> **What you are asked to do**
Work out how many lines of the data hold the string "วนหน", and reply with that number alone.

— BEGIN Dataset rows —

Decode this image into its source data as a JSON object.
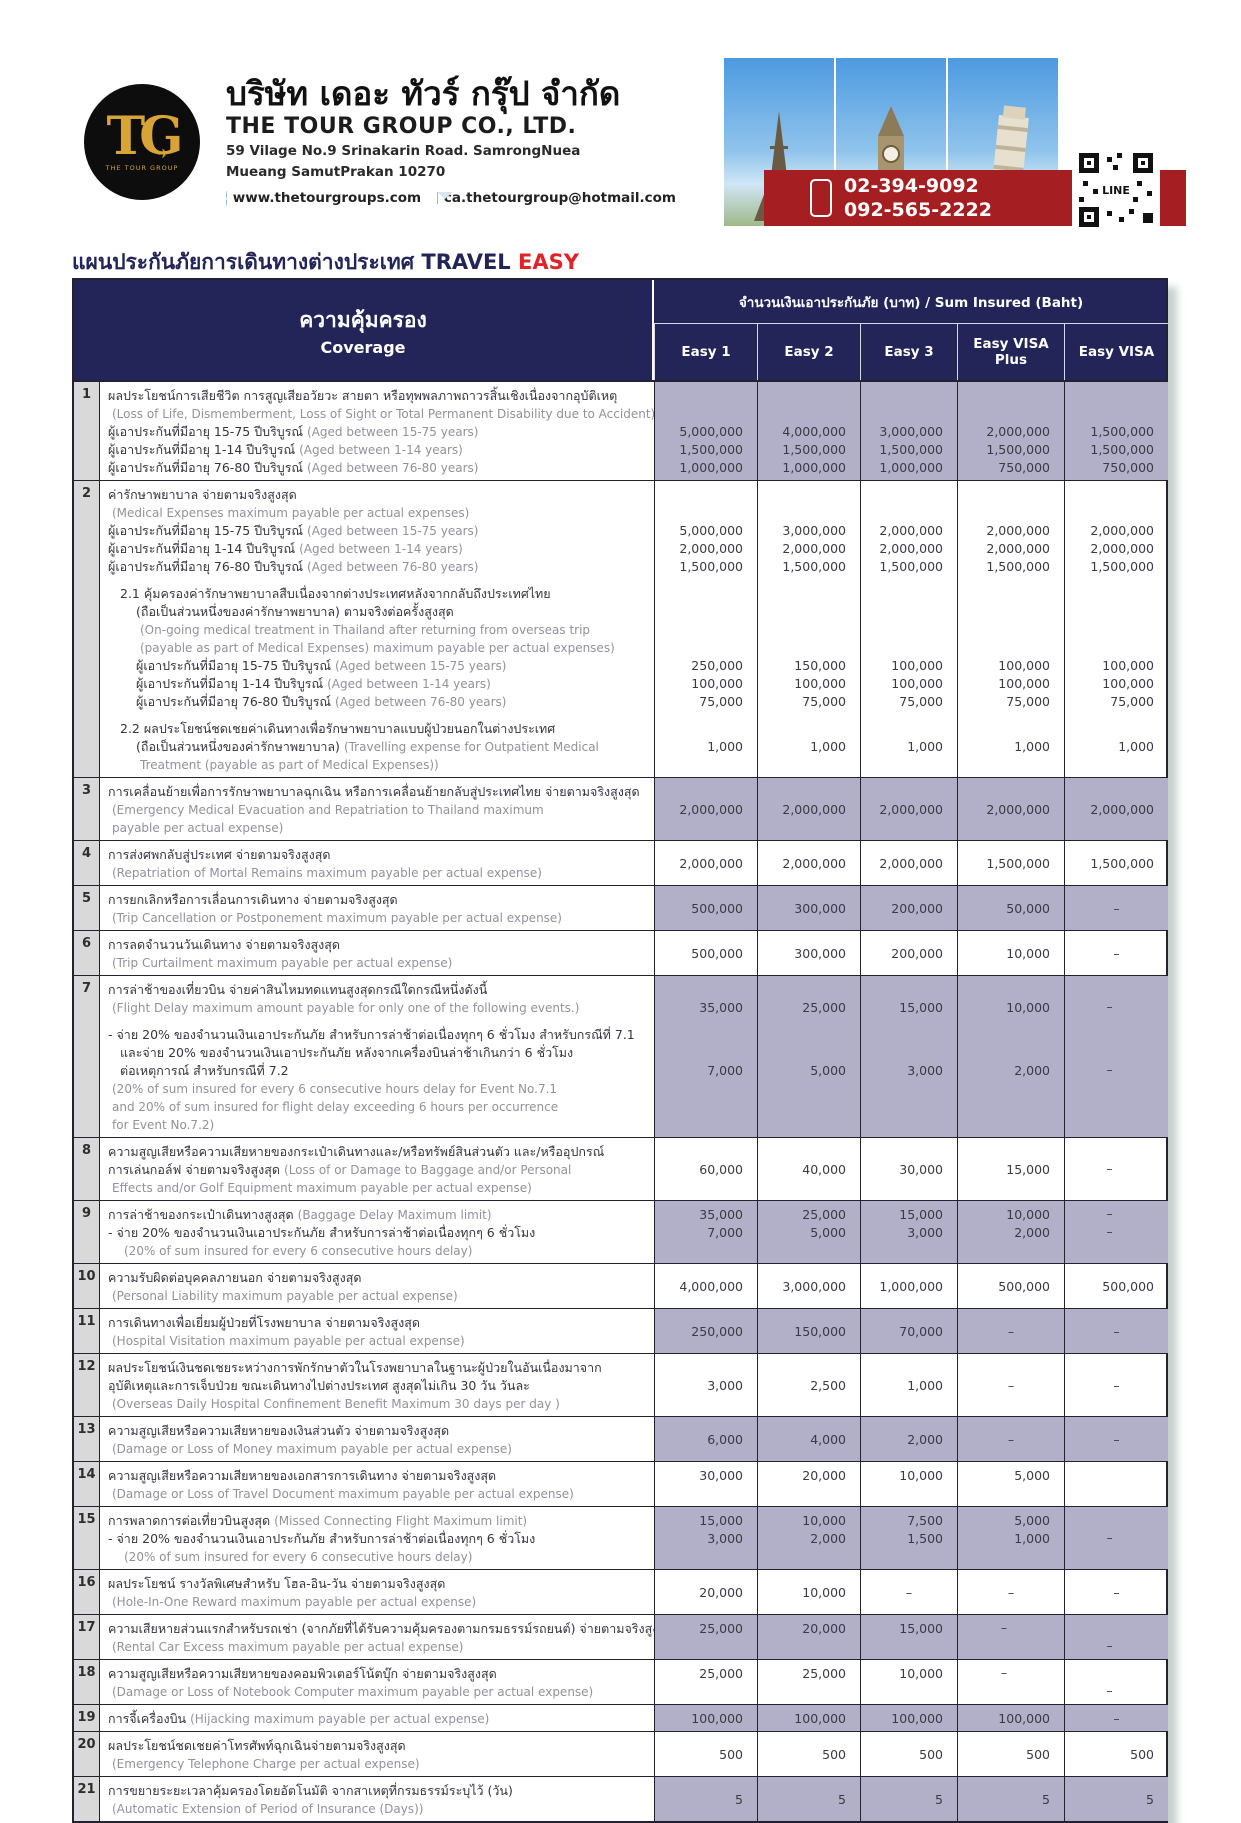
{
  "colors": {
    "navy": "#232558",
    "lavender": "#b2afc9",
    "red": "#e02328",
    "banner_red": "#a51e22",
    "gold": "#d8a437"
  },
  "header": {
    "logo_monogram": "TG",
    "logo_plane": "✈",
    "logo_text": "THE TOUR GROUP",
    "company_th": "บริษัท เดอะ ทัวร์ กรุ๊ป จำกัด",
    "company_en": "THE TOUR GROUP CO., LTD.",
    "address1": "59 Vilage No.9 Srinakarin Road. SamrongNuea",
    "address2": "Mueang SamutPrakan 10270",
    "website": "www.thetourgroups.com",
    "email": "ca.thetourgroup@hotmail.com",
    "phone1": "02-394-9092",
    "phone2": "092-565-2222",
    "line_label": "LINE"
  },
  "title": {
    "th": "แผนประกันภัยการเดินทางต่างประเทศ",
    "travel": "TRAVEL",
    "easy": "EASY"
  },
  "table": {
    "coverage_th": "ความคุ้มครอง",
    "coverage_en": "Coverage",
    "sum_insured": "จำนวนเงินเอาประกันภัย (บาท) / Sum Insured (Baht)",
    "plans": [
      "Easy 1",
      "Easy 2",
      "Easy 3",
      "Easy VISA Plus",
      "Easy VISA"
    ],
    "rows": [
      {
        "num": "1",
        "shaded": true,
        "lines": [
          {
            "th": "ผลประโยชน์การเสียชีวิต การสูญเสียอวัยวะ สายตา หรือทุพพลภาพถาวรสิ้นเชิงเนื่องจากอุบัติเหตุ"
          },
          {
            "en": "(Loss of Life, Dismemberment, Loss of Sight or Total Permanent Disability due to Accident)"
          },
          {
            "th": "ผู้เอาประกันที่มีอายุ 15-75 ปีบริบูรณ์",
            "en": "(Aged between 15-75 years)",
            "vals": [
              "5,000,000",
              "4,000,000",
              "3,000,000",
              "2,000,000",
              "1,500,000"
            ]
          },
          {
            "th": "ผู้เอาประกันที่มีอายุ 1-14 ปีบริบูรณ์",
            "en": "(Aged between 1-14 years)",
            "vals": [
              "1,500,000",
              "1,500,000",
              "1,500,000",
              "1,500,000",
              "1,500,000"
            ]
          },
          {
            "th": "ผู้เอาประกันที่มีอายุ 76-80 ปีบริบูรณ์",
            "en": "(Aged between 76-80 years)",
            "vals": [
              "1,000,000",
              "1,000,000",
              "1,000,000",
              "750,000",
              "750,000"
            ]
          }
        ]
      },
      {
        "num": "2",
        "shaded": false,
        "lines": [
          {
            "th": "ค่ารักษาพยาบาล จ่ายตามจริงสูงสุด"
          },
          {
            "en": "(Medical Expenses maximum payable per actual expenses)"
          },
          {
            "th": "ผู้เอาประกันที่มีอายุ 15-75 ปีบริบูรณ์",
            "en": "(Aged between 15-75 years)",
            "vals": [
              "5,000,000",
              "3,000,000",
              "2,000,000",
              "2,000,000",
              "2,000,000"
            ]
          },
          {
            "th": "ผู้เอาประกันที่มีอายุ 1-14 ปีบริบูรณ์",
            "en": "(Aged between 1-14 years)",
            "vals": [
              "2,000,000",
              "2,000,000",
              "2,000,000",
              "2,000,000",
              "2,000,000"
            ]
          },
          {
            "th": "ผู้เอาประกันที่มีอายุ 76-80 ปีบริบูรณ์",
            "en": "(Aged between 76-80 years)",
            "vals": [
              "1,500,000",
              "1,500,000",
              "1,500,000",
              "1,500,000",
              "1,500,000"
            ]
          },
          {
            "gap": true
          },
          {
            "th": "2.1 คุ้มครองค่ารักษาพยาบาลสืบเนื่องจากต่างประเทศหลังจากกลับถึงประเทศไทย",
            "ind": 1
          },
          {
            "th": "(ถือเป็นส่วนหนึ่งของค่ารักษาพยาบาล) ตามจริงต่อครั้งสูงสุด",
            "ind": 2
          },
          {
            "en": "(On-going medical treatment in Thailand after returning from overseas trip",
            "ind": 2
          },
          {
            "en": "(payable as part of Medical Expenses) maximum payable per actual expenses)",
            "ind": 2
          },
          {
            "th": "ผู้เอาประกันที่มีอายุ 15-75 ปีบริบูรณ์",
            "en": "(Aged between 15-75 years)",
            "ind": 2,
            "vals": [
              "250,000",
              "150,000",
              "100,000",
              "100,000",
              "100,000"
            ]
          },
          {
            "th": "ผู้เอาประกันที่มีอายุ 1-14 ปีบริบูรณ์",
            "en": "(Aged between 1-14 years)",
            "ind": 2,
            "vals": [
              "100,000",
              "100,000",
              "100,000",
              "100,000",
              "100,000"
            ]
          },
          {
            "th": "ผู้เอาประกันที่มีอายุ 76-80 ปีบริบูรณ์",
            "en": "(Aged between 76-80 years)",
            "ind": 2,
            "vals": [
              "75,000",
              "75,000",
              "75,000",
              "75,000",
              "75,000"
            ]
          },
          {
            "gap": true
          },
          {
            "th": "2.2 ผลประโยชน์ชดเชยค่าเดินทางเพื่อรักษาพยาบาลแบบผู้ป่วยนอกในต่างประเทศ",
            "ind": 1
          },
          {
            "th": "(ถือเป็นส่วนหนึ่งของค่ารักษาพยาบาล)",
            "en": "(Travelling expense for Outpatient Medical",
            "ind": 2,
            "vals": [
              "1,000",
              "1,000",
              "1,000",
              "1,000",
              "1,000"
            ]
          },
          {
            "en": "Treatment (payable as part of Medical Expenses))",
            "ind": 2
          }
        ]
      },
      {
        "num": "3",
        "shaded": true,
        "vals": [
          "2,000,000",
          "2,000,000",
          "2,000,000",
          "2,000,000",
          "2,000,000"
        ],
        "lines": [
          {
            "th": "การเคลื่อนย้ายเพื่อการรักษาพยาบาลฉุกเฉิน หรือการเคลื่อนย้ายกลับสู่ประเทศไทย จ่ายตามจริงสูงสุด"
          },
          {
            "en": "(Emergency Medical Evacuation and Repatriation to Thailand maximum"
          },
          {
            "en": "payable per actual expense)"
          }
        ]
      },
      {
        "num": "4",
        "shaded": false,
        "vals": [
          "2,000,000",
          "2,000,000",
          "2,000,000",
          "1,500,000",
          "1,500,000"
        ],
        "lines": [
          {
            "th": "การส่งศพกลับสู่ประเทศ จ่ายตามจริงสูงสุด"
          },
          {
            "en": "(Repatriation of Mortal Remains maximum payable per actual expense)"
          }
        ]
      },
      {
        "num": "5",
        "shaded": true,
        "vals": [
          "500,000",
          "300,000",
          "200,000",
          "50,000",
          "–"
        ],
        "lines": [
          {
            "th": "การยกเลิกหรือการเลื่อนการเดินทาง จ่ายตามจริงสูงสุด"
          },
          {
            "en": "(Trip Cancellation or Postponement maximum payable per actual expense)"
          }
        ]
      },
      {
        "num": "6",
        "shaded": false,
        "vals": [
          "500,000",
          "300,000",
          "200,000",
          "10,000",
          "–"
        ],
        "lines": [
          {
            "th": "การลดจำนวนวันเดินทาง จ่ายตามจริงสูงสุด"
          },
          {
            "en": "(Trip Curtailment maximum payable per actual expense)"
          }
        ]
      },
      {
        "num": "7",
        "shaded": true,
        "lines": [
          {
            "th": "การล่าช้าของเที่ยวบิน จ่ายค่าสินไหมทดแทนสูงสุดกรณีใดกรณีหนึ่งดังนี้"
          },
          {
            "en": "(Flight Delay maximum amount payable for only one of the following events.)",
            "vals": [
              "35,000",
              "25,000",
              "15,000",
              "10,000",
              "–"
            ]
          },
          {
            "gap": true
          },
          {
            "th": "- จ่าย 20% ของจำนวนเงินเอาประกันภัย สำหรับการล่าช้าต่อเนื่องทุกๆ 6 ชั่วโมง สำหรับกรณีที่ 7.1"
          },
          {
            "th": "และจ่าย 20% ของจำนวนเงินเอาประกันภัย หลังจากเครื่องบินล่าช้าเกินกว่า 6 ชั่วโมง",
            "ind": 1
          },
          {
            "th": "ต่อเหตุการณ์ สำหรับกรณีที่ 7.2",
            "ind": 1,
            "vals": [
              "7,000",
              "5,000",
              "3,000",
              "2,000",
              "–"
            ]
          },
          {
            "en": "(20% of sum insured for every 6 consecutive hours delay for Event No.7.1"
          },
          {
            "en": "and 20% of sum insured for flight delay exceeding 6 hours per occurrence"
          },
          {
            "en": "for Event No.7.2)"
          }
        ]
      },
      {
        "num": "8",
        "shaded": false,
        "lines": [
          {
            "th": "ความสูญเสียหรือความเสียหายของกระเป๋าเดินทางและ/หรือทรัพย์สินส่วนตัว และ/หรืออุปกรณ์"
          },
          {
            "th": "การเล่นกอล์ฟ จ่ายตามจริงสูงสุด",
            "en": "(Loss of or Damage to Baggage and/or Personal",
            "vals": [
              "60,000",
              "40,000",
              "30,000",
              "15,000",
              "–"
            ]
          },
          {
            "en": "Effects and/or Golf Equipment maximum payable per actual expense)"
          }
        ]
      },
      {
        "num": "9",
        "shaded": true,
        "lines": [
          {
            "th": "การล่าช้าของกระเป๋าเดินทางสูงสุด",
            "en": "(Baggage Delay Maximum limit)",
            "vals": [
              "35,000",
              "25,000",
              "15,000",
              "10,000",
              "–"
            ]
          },
          {
            "th": "- จ่าย 20% ของจำนวนเงินเอาประกันภัย สำหรับการล่าช้าต่อเนื่องทุกๆ 6 ชั่วโมง",
            "vals": [
              "7,000",
              "5,000",
              "3,000",
              "2,000",
              "–"
            ]
          },
          {
            "en": "(20% of sum insured for every 6 consecutive hours delay)",
            "ind": 1
          }
        ]
      },
      {
        "num": "10",
        "shaded": false,
        "vals": [
          "4,000,000",
          "3,000,000",
          "1,000,000",
          "500,000",
          "500,000"
        ],
        "lines": [
          {
            "th": "ความรับผิดต่อบุคคลภายนอก จ่ายตามจริงสูงสุด"
          },
          {
            "en": "(Personal Liability maximum payable per actual expense)"
          }
        ]
      },
      {
        "num": "11",
        "shaded": true,
        "vals": [
          "250,000",
          "150,000",
          "70,000",
          "–",
          "–"
        ],
        "lines": [
          {
            "th": "การเดินทางเพื่อเยี่ยมผู้ป่วยที่โรงพยาบาล จ่ายตามจริงสูงสุด"
          },
          {
            "en": "(Hospital Visitation maximum payable per actual expense)"
          }
        ]
      },
      {
        "num": "12",
        "shaded": false,
        "vals": [
          "3,000",
          "2,500",
          "1,000",
          "–",
          "–"
        ],
        "lines": [
          {
            "th": "ผลประโยชน์เงินชดเชยระหว่างการพักรักษาตัวในโรงพยาบาลในฐานะผู้ป่วยในอันเนื่องมาจาก"
          },
          {
            "th": "อุบัติเหตุและการเจ็บป่วย ขณะเดินทางไปต่างประเทศ สูงสุดไม่เกิน 30 วัน วันละ"
          },
          {
            "en": "(Overseas Daily Hospital Confinement Benefit Maximum 30 days per day )"
          }
        ]
      },
      {
        "num": "13",
        "shaded": true,
        "vals": [
          "6,000",
          "4,000",
          "2,000",
          "–",
          "–"
        ],
        "lines": [
          {
            "th": "ความสูญเสียหรือความเสียหายของเงินส่วนตัว จ่ายตามจริงสูงสุด"
          },
          {
            "en": "(Damage or Loss of Money maximum payable per actual expense)"
          }
        ]
      },
      {
        "num": "14",
        "shaded": false,
        "lines": [
          {
            "th": "ความสูญเสียหรือความเสียหายของเอกสารการเดินทาง จ่ายตามจริงสูงสุด",
            "vals": [
              "30,000",
              "20,000",
              "10,000",
              "5,000",
              ""
            ]
          },
          {
            "en": "(Damage or Loss of Travel Document maximum payable per actual expense)"
          }
        ]
      },
      {
        "num": "15",
        "shaded": true,
        "lines": [
          {
            "th": "การพลาดการต่อเที่ยวบินสูงสุด",
            "en": "(Missed Connecting Flight Maximum limit)",
            "vals": [
              "15,000",
              "10,000",
              "7,500",
              "5,000",
              ""
            ]
          },
          {
            "th": "- จ่าย 20% ของจำนวนเงินเอาประกันภัย สำหรับการล่าช้าต่อเนื่องทุกๆ 6 ชั่วโมง",
            "vals": [
              "3,000",
              "2,000",
              "1,500",
              "1,000",
              "–"
            ]
          },
          {
            "en": "(20% of sum insured for every 6 consecutive hours delay)",
            "ind": 1
          }
        ]
      },
      {
        "num": "16",
        "shaded": false,
        "vals": [
          "20,000",
          "10,000",
          "–",
          "–",
          "–"
        ],
        "lines": [
          {
            "th": "ผลประโยชน์ รางวัลพิเศษสำหรับ โฮล-อิน-วัน จ่ายตามจริงสูงสุด"
          },
          {
            "en": "(Hole-In-One Reward maximum payable per actual expense)"
          }
        ]
      },
      {
        "num": "17",
        "shaded": true,
        "lines": [
          {
            "th": "ความเสียหายส่วนแรกสำหรับรถเช่า (จากภัยที่ได้รับความคุ้มครองตามกรมธรรม์รถยนต์) จ่ายตามจริงสูงสุด",
            "vals": [
              "25,000",
              "20,000",
              "15,000",
              "–",
              ""
            ]
          },
          {
            "en": "(Rental Car Excess maximum payable per actual expense)",
            "vals": [
              "",
              "",
              "",
              "",
              "–"
            ]
          }
        ]
      },
      {
        "num": "18",
        "shaded": false,
        "lines": [
          {
            "th": "ความสูญเสียหรือความเสียหายของคอมพิวเตอร์โน้ตบุ๊ก จ่ายตามจริงสูงสุด",
            "vals": [
              "25,000",
              "25,000",
              "10,000",
              "–",
              ""
            ]
          },
          {
            "en": "(Damage or Loss of Notebook Computer maximum payable per actual expense)",
            "vals": [
              "",
              "",
              "",
              "",
              "–"
            ]
          }
        ]
      },
      {
        "num": "19",
        "shaded": true,
        "vals": [
          "100,000",
          "100,000",
          "100,000",
          "100,000",
          "–"
        ],
        "lines": [
          {
            "th": "การจี้เครื่องบิน",
            "en": "(Hijacking maximum payable per actual expense)"
          }
        ]
      },
      {
        "num": "20",
        "shaded": false,
        "vals": [
          "500",
          "500",
          "500",
          "500",
          "500"
        ],
        "lines": [
          {
            "th": "ผลประโยชน์ชดเชยค่าโทรศัพท์ฉุกเฉินจ่ายตามจริงสูงสุด"
          },
          {
            "en": "(Emergency Telephone Charge per actual expense)"
          }
        ]
      },
      {
        "num": "21",
        "shaded": true,
        "vals": [
          "5",
          "5",
          "5",
          "5",
          "5"
        ],
        "lines": [
          {
            "th": "การขยายระยะเวลาคุ้มครองโดยอัตโนมัติ จากสาเหตุที่กรมธรรม์ระบุไว้ (วัน)"
          },
          {
            "en": "(Automatic Extension of Period of Insurance (Days))"
          }
        ]
      }
    ]
  }
}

— END Dataset rows —

> **Written response**
2